## [WHAT YOU WILL DO]
Show each line in the records below that contains the string "value".

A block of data
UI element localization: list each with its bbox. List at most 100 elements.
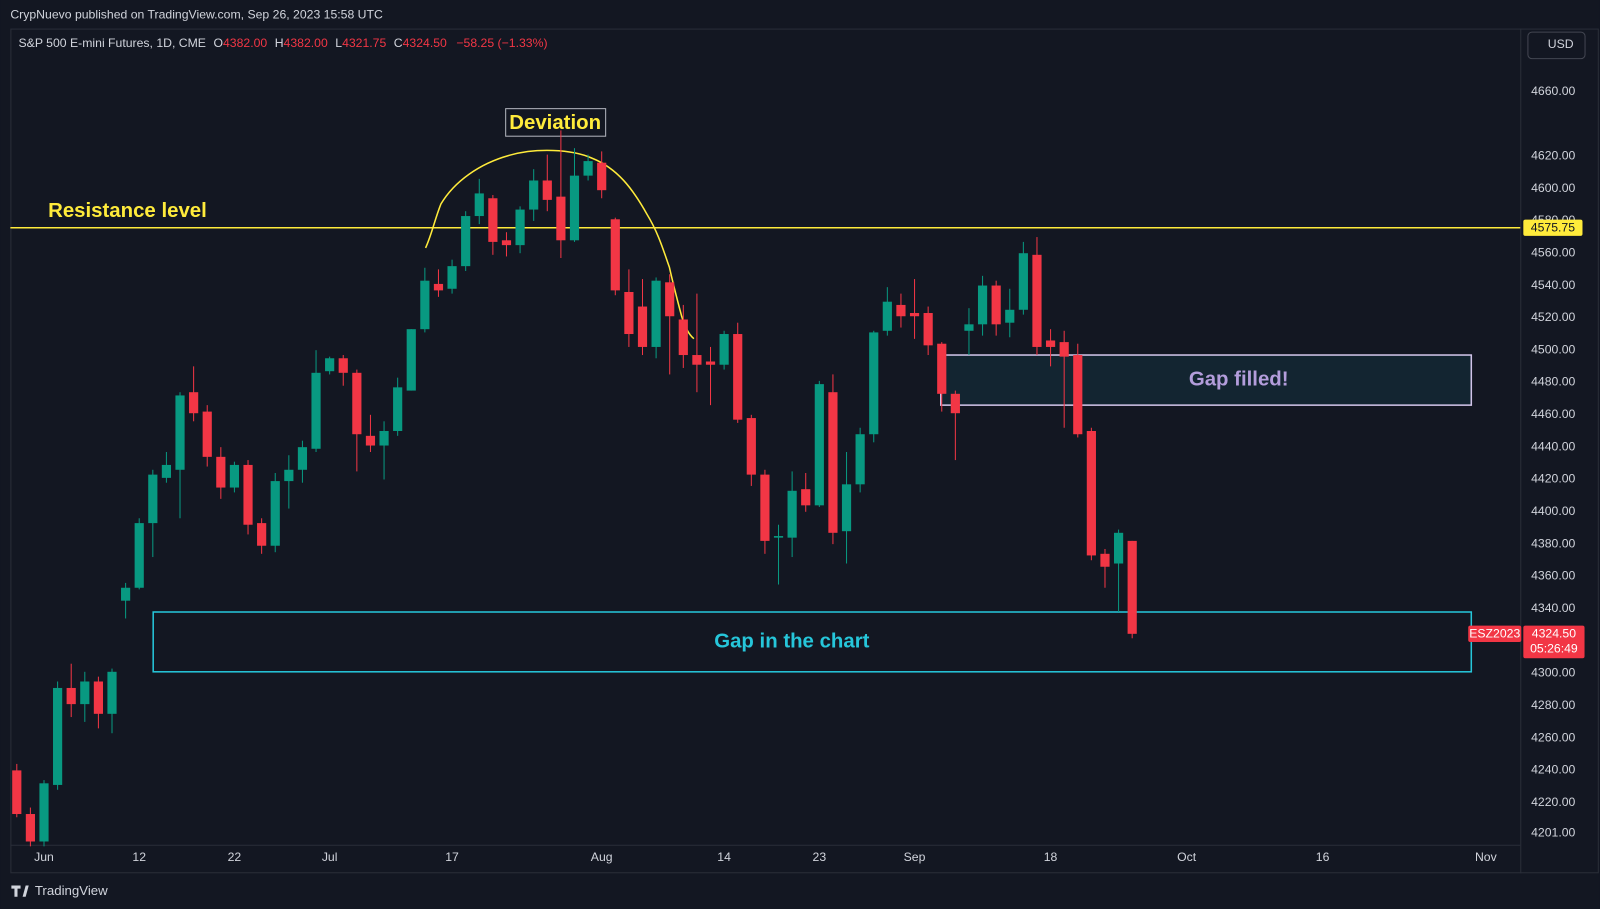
candle-body (869, 332, 879, 435)
candle-body (461, 216, 471, 267)
candle-body (134, 523, 144, 588)
ohlc-value: 4382.00 (223, 36, 267, 50)
candle-body (909, 313, 920, 317)
candle-body (801, 489, 811, 506)
y-tick-label: 4360.00 (1531, 569, 1575, 583)
x-tick-label: Jul (322, 850, 338, 864)
x-tick-label: 22 (228, 850, 242, 864)
candle-body (393, 387, 403, 431)
candle-body (529, 180, 539, 210)
candle-body (39, 783, 49, 842)
y-tick-label: 4420.00 (1531, 472, 1575, 486)
candle-body (597, 162, 607, 191)
x-tick-label: 23 (813, 850, 827, 864)
x-tick-label: Aug (591, 850, 613, 864)
candle-body (501, 240, 512, 246)
candle-body (1127, 540, 1137, 634)
x-tick-label: 12 (132, 850, 146, 864)
candle-body (352, 372, 362, 435)
candle-body (1059, 342, 1069, 357)
gap-chart-label: Gap in the chart (714, 630, 869, 652)
currency-button[interactable] (1527, 31, 1586, 60)
candle-body (338, 358, 348, 373)
x-tick-label: Sep (904, 850, 926, 864)
candle-body (80, 681, 90, 705)
y-tick-label: 4520.00 (1531, 310, 1575, 324)
y-tick-label: 4440.00 (1531, 439, 1575, 453)
candle-body (1086, 430, 1096, 556)
y-tick-label: 4340.00 (1531, 601, 1575, 615)
currency-label[interactable]: USD (1548, 37, 1574, 51)
candle-body (216, 456, 226, 488)
candle-body (365, 435, 376, 446)
candle-body (1113, 532, 1124, 564)
candle-body (474, 193, 484, 217)
candle-body (610, 219, 620, 291)
y-tick-label: 4460.00 (1531, 407, 1575, 421)
x-tick-label: 18 (1044, 850, 1058, 864)
y-tick-label: 4480.00 (1531, 375, 1575, 389)
candle-body (991, 285, 1001, 325)
candle-body (855, 434, 865, 485)
y-tick-label: 4220.00 (1531, 795, 1575, 809)
ohlc-value: 4324.50 (403, 36, 447, 50)
y-tick-label: 4560.00 (1531, 245, 1575, 259)
candle-body (107, 671, 117, 714)
symbol-tag-label: ESZ2023 (1469, 627, 1520, 641)
x-tick-label: Oct (1177, 850, 1197, 864)
change: −58.25 (−1.33%) (456, 36, 547, 50)
candle-body (121, 587, 131, 601)
candle-body (447, 266, 457, 289)
candle-body (787, 490, 797, 538)
candle-body (515, 209, 525, 246)
y-tick-label: 4280.00 (1531, 698, 1575, 712)
candle-body (692, 355, 702, 365)
resistance-tag (1523, 219, 1583, 236)
deviation-label: Deviation (509, 112, 601, 134)
y-tick-label: 4620.00 (1531, 148, 1575, 162)
ohlc-key: L (335, 36, 342, 50)
candle-body (556, 196, 566, 241)
y-tick-label: 4201.00 (1531, 826, 1575, 840)
candle-body (270, 481, 280, 546)
ohlc-key: H (275, 36, 284, 50)
candle-body (229, 464, 240, 488)
candle-body (841, 484, 852, 532)
candle-body (1005, 309, 1015, 323)
candle-body (297, 447, 308, 470)
logo-mark (11, 885, 29, 897)
candle-body (1032, 254, 1042, 347)
ohlc-key: C (394, 36, 403, 50)
x-tick-label: 14 (717, 850, 731, 864)
candle-body (1018, 253, 1028, 310)
candle-body (1073, 355, 1083, 435)
candle-body (828, 392, 838, 533)
candle-body (923, 313, 933, 346)
deviation-curve (424, 149, 695, 340)
candle-body (379, 430, 389, 446)
candle-body (433, 283, 444, 291)
y-tick-label: 4300.00 (1531, 666, 1575, 680)
candle-body (93, 681, 103, 714)
countdown: 05:26:49 (1530, 641, 1578, 655)
y-tick-label: 4240.00 (1531, 763, 1575, 777)
candle-body (719, 334, 729, 365)
candle-body (950, 393, 960, 414)
y-tick-label: 4380.00 (1531, 536, 1575, 550)
resistance-tag-label: 4575.75 (1531, 221, 1575, 235)
candle-body (243, 464, 253, 525)
candle-body (637, 306, 648, 347)
candle-body (325, 358, 335, 372)
y-tick-label: 4600.00 (1531, 181, 1575, 195)
candle-body (896, 304, 906, 317)
candle-body (733, 334, 743, 420)
y-tick-label: 4660.00 (1531, 84, 1575, 98)
candle-body (937, 343, 947, 394)
candle-body (746, 418, 756, 475)
published-line: CrypNuevo published on TradingView.com, … (10, 8, 383, 22)
x-tick-label: Nov (1475, 850, 1498, 864)
candle-body (977, 285, 988, 325)
y-tick-label: 4500.00 (1531, 342, 1575, 356)
last-price-label: 4324.50 (1532, 627, 1576, 641)
candle-body (284, 469, 294, 482)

## [RESPONSE TO THIS TASK]
ohlc-value: 4382.00 (223, 36, 267, 50)
ohlc-value: 4324.50 (403, 36, 447, 50)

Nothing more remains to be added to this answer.